- WHAT IS BEING ASKED -
Quote, without change, all of the lines that follow.
* START DATA ROWS *
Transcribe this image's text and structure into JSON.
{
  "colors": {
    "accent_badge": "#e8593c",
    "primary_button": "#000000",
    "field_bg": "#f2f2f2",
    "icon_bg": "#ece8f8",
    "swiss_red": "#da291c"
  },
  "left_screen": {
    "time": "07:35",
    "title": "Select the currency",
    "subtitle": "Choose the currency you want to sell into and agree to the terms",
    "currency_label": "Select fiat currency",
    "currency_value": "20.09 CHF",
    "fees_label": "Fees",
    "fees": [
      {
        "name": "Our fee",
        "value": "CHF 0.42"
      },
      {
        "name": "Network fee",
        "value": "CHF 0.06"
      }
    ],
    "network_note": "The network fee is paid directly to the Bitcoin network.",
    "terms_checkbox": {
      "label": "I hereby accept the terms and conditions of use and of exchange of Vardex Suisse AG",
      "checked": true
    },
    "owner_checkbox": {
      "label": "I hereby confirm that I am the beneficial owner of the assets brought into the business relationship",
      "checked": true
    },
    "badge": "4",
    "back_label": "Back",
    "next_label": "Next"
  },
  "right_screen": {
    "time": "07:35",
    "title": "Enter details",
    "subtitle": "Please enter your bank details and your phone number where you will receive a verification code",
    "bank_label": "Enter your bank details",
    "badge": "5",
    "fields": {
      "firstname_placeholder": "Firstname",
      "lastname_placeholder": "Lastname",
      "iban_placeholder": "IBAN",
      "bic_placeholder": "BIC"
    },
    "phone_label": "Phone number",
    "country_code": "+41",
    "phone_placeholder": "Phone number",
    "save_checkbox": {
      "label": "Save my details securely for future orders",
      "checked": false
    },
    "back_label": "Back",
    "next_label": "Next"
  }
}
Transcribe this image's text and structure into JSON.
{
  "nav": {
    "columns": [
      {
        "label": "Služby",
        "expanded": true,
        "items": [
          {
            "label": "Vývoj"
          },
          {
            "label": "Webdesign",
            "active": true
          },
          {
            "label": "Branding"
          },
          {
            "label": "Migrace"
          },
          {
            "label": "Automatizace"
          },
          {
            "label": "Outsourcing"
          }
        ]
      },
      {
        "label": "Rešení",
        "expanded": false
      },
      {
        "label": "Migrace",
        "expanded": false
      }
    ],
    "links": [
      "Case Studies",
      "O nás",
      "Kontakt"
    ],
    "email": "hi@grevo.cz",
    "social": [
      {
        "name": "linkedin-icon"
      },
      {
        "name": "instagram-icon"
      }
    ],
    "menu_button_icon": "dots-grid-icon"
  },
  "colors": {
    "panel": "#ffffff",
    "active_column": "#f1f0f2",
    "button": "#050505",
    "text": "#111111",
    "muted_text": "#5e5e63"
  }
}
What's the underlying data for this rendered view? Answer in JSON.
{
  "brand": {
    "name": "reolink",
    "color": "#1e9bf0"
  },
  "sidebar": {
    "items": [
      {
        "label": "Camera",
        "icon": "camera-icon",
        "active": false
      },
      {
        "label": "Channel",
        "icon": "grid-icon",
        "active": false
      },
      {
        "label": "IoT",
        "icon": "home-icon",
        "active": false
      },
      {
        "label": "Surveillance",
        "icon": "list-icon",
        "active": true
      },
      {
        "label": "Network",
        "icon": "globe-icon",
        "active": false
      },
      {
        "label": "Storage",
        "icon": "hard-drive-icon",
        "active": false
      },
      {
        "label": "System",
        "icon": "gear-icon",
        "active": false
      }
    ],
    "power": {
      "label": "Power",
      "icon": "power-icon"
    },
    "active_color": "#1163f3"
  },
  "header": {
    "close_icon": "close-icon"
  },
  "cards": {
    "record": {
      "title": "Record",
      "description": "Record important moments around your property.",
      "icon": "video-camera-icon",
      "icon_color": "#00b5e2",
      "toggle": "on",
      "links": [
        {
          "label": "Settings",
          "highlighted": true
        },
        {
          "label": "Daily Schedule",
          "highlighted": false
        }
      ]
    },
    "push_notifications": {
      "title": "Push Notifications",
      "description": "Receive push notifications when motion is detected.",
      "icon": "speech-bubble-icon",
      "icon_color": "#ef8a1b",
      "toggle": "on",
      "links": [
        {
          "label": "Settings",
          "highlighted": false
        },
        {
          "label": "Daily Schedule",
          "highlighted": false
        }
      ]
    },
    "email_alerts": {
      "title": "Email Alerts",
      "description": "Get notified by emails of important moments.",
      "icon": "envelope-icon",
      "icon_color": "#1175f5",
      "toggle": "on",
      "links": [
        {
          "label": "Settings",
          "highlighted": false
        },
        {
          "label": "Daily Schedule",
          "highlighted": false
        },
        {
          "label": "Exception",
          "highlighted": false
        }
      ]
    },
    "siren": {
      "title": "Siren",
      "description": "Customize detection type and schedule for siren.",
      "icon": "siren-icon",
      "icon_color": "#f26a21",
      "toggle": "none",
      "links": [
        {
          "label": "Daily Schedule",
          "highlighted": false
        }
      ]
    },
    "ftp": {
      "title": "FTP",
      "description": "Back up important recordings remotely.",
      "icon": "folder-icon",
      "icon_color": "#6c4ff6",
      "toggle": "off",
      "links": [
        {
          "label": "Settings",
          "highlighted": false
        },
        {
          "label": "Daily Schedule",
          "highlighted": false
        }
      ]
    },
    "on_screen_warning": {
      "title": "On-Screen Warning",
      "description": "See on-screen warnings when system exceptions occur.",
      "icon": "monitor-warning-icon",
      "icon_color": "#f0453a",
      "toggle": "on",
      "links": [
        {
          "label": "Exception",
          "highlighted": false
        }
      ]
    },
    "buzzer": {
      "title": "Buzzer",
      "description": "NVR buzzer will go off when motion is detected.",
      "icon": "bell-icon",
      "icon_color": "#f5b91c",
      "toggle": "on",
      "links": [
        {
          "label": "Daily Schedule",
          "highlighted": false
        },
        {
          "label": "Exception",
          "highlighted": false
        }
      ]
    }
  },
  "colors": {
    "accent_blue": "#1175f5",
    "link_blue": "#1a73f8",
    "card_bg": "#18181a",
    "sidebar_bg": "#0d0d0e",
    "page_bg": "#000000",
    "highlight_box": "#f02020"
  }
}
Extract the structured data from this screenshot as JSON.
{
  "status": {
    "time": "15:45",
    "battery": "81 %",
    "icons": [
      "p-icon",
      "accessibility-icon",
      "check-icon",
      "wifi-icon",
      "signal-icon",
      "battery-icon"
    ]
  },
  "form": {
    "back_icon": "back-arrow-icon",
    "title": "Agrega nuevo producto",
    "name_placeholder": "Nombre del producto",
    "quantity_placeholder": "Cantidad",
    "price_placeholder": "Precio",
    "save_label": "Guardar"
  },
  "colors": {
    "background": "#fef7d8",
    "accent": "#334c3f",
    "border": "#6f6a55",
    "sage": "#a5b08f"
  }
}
* END DATA ROWS *
- WRITTEN ANSWER -
Transcribe this image's text and structure into JSON.
{
  "colors": {
    "accent_badge": "#e8593c",
    "primary_button": "#000000",
    "field_bg": "#f2f2f2",
    "icon_bg": "#ece8f8",
    "swiss_red": "#da291c"
  },
  "left_screen": {
    "time": "07:35",
    "title": "Select the currency",
    "subtitle": "Choose the currency you want to sell into and agree to the terms",
    "currency_label": "Select fiat currency",
    "currency_value": "20.09 CHF",
    "fees_label": "Fees",
    "fees": [
      {
        "name": "Our fee",
        "value": "CHF 0.42"
      },
      {
        "name": "Network fee",
        "value": "CHF 0.06"
      }
    ],
    "network_note": "The network fee is paid directly to the Bitcoin network.",
    "terms_checkbox": {
      "label": "I hereby accept the terms and conditions of use and of exchange of Vardex Suisse AG",
      "checked": true
    },
    "owner_checkbox": {
      "label": "I hereby confirm that I am the beneficial owner of the assets brought into the business relationship",
      "checked": true
    },
    "badge": "4",
    "back_label": "Back",
    "next_label": "Next"
  },
  "right_screen": {
    "time": "07:35",
    "title": "Enter details",
    "subtitle": "Please enter your bank details and your phone number where you will receive a verification code",
    "bank_label": "Enter your bank details",
    "badge": "5",
    "fields": {
      "firstname_placeholder": "Firstname",
      "lastname_placeholder": "Lastname",
      "iban_placeholder": "IBAN",
      "bic_placeholder": "BIC"
    },
    "phone_label": "Phone number",
    "country_code": "+41",
    "phone_placeholder": "Phone number",
    "save_checkbox": {
      "label": "Save my details securely for future orders",
      "checked": false
    },
    "back_label": "Back",
    "next_label": "Next"
  }
}
Transcribe this image's text and structure into JSON.
{
  "nav": {
    "columns": [
      {
        "label": "Služby",
        "expanded": true,
        "items": [
          {
            "label": "Vývoj"
          },
          {
            "label": "Webdesign",
            "active": true
          },
          {
            "label": "Branding"
          },
          {
            "label": "Migrace"
          },
          {
            "label": "Automatizace"
          },
          {
            "label": "Outsourcing"
          }
        ]
      },
      {
        "label": "Rešení",
        "expanded": false
      },
      {
        "label": "Migrace",
        "expanded": false
      }
    ],
    "links": [
      "Case Studies",
      "O nás",
      "Kontakt"
    ],
    "email": "hi@grevo.cz",
    "social": [
      {
        "name": "linkedin-icon"
      },
      {
        "name": "instagram-icon"
      }
    ],
    "menu_button_icon": "dots-grid-icon"
  },
  "colors": {
    "panel": "#ffffff",
    "active_column": "#f1f0f2",
    "button": "#050505",
    "text": "#111111",
    "muted_text": "#5e5e63"
  }
}
What's the underlying data for this rendered view? Answer in JSON.
{
  "brand": {
    "name": "reolink",
    "color": "#1e9bf0"
  },
  "sidebar": {
    "items": [
      {
        "label": "Camera",
        "icon": "camera-icon",
        "active": false
      },
      {
        "label": "Channel",
        "icon": "grid-icon",
        "active": false
      },
      {
        "label": "IoT",
        "icon": "home-icon",
        "active": false
      },
      {
        "label": "Surveillance",
        "icon": "list-icon",
        "active": true
      },
      {
        "label": "Network",
        "icon": "globe-icon",
        "active": false
      },
      {
        "label": "Storage",
        "icon": "hard-drive-icon",
        "active": false
      },
      {
        "label": "System",
        "icon": "gear-icon",
        "active": false
      }
    ],
    "power": {
      "label": "Power",
      "icon": "power-icon"
    },
    "active_color": "#1163f3"
  },
  "header": {
    "close_icon": "close-icon"
  },
  "cards": {
    "record": {
      "title": "Record",
      "description": "Record important moments around your property.",
      "icon": "video-camera-icon",
      "icon_color": "#00b5e2",
      "toggle": "on",
      "links": [
        {
          "label": "Settings",
          "highlighted": true
        },
        {
          "label": "Daily Schedule",
          "highlighted": false
        }
      ]
    },
    "push_notifications": {
      "title": "Push Notifications",
      "description": "Receive push notifications when motion is detected.",
      "icon": "speech-bubble-icon",
      "icon_color": "#ef8a1b",
      "toggle": "on",
      "links": [
        {
          "label": "Settings",
          "highlighted": false
        },
        {
          "label": "Daily Schedule",
          "highlighted": false
        }
      ]
    },
    "email_alerts": {
      "title": "Email Alerts",
      "description": "Get notified by emails of important moments.",
      "icon": "envelope-icon",
      "icon_color": "#1175f5",
      "toggle": "on",
      "links": [
        {
          "label": "Settings",
          "highlighted": false
        },
        {
          "label": "Daily Schedule",
          "highlighted": false
        },
        {
          "label": "Exception",
          "highlighted": false
        }
      ]
    },
    "siren": {
      "title": "Siren",
      "description": "Customize detection type and schedule for siren.",
      "icon": "siren-icon",
      "icon_color": "#f26a21",
      "toggle": "none",
      "links": [
        {
          "label": "Daily Schedule",
          "highlighted": false
        }
      ]
    },
    "ftp": {
      "title": "FTP",
      "description": "Back up important recordings remotely.",
      "icon": "folder-icon",
      "icon_color": "#6c4ff6",
      "toggle": "off",
      "links": [
        {
          "label": "Settings",
          "highlighted": false
        },
        {
          "label": "Daily Schedule",
          "highlighted": false
        }
      ]
    },
    "on_screen_warning": {
      "title": "On-Screen Warning",
      "description": "See on-screen warnings when system exceptions occur.",
      "icon": "monitor-warning-icon",
      "icon_color": "#f0453a",
      "toggle": "on",
      "links": [
        {
          "label": "Exception",
          "highlighted": false
        }
      ]
    },
    "buzzer": {
      "title": "Buzzer",
      "description": "NVR buzzer will go off when motion is detected.",
      "icon": "bell-icon",
      "icon_color": "#f5b91c",
      "toggle": "on",
      "links": [
        {
          "label": "Daily Schedule",
          "highlighted": false
        },
        {
          "label": "Exception",
          "highlighted": false
        }
      ]
    }
  },
  "colors": {
    "accent_blue": "#1175f5",
    "link_blue": "#1a73f8",
    "card_bg": "#18181a",
    "sidebar_bg": "#0d0d0e",
    "page_bg": "#000000",
    "highlight_box": "#f02020"
  }
}
Extract the structured data from this screenshot as JSON.
{
  "status": {
    "time": "15:45",
    "battery": "81 %",
    "icons": [
      "p-icon",
      "accessibility-icon",
      "check-icon",
      "wifi-icon",
      "signal-icon",
      "battery-icon"
    ]
  },
  "form": {
    "back_icon": "back-arrow-icon",
    "title": "Agrega nuevo producto",
    "name_placeholder": "Nombre del producto",
    "quantity_placeholder": "Cantidad",
    "price_placeholder": "Precio",
    "save_label": "Guardar"
  },
  "colors": {
    "background": "#fef7d8",
    "accent": "#334c3f",
    "border": "#6f6a55",
    "sage": "#a5b08f"
  }
}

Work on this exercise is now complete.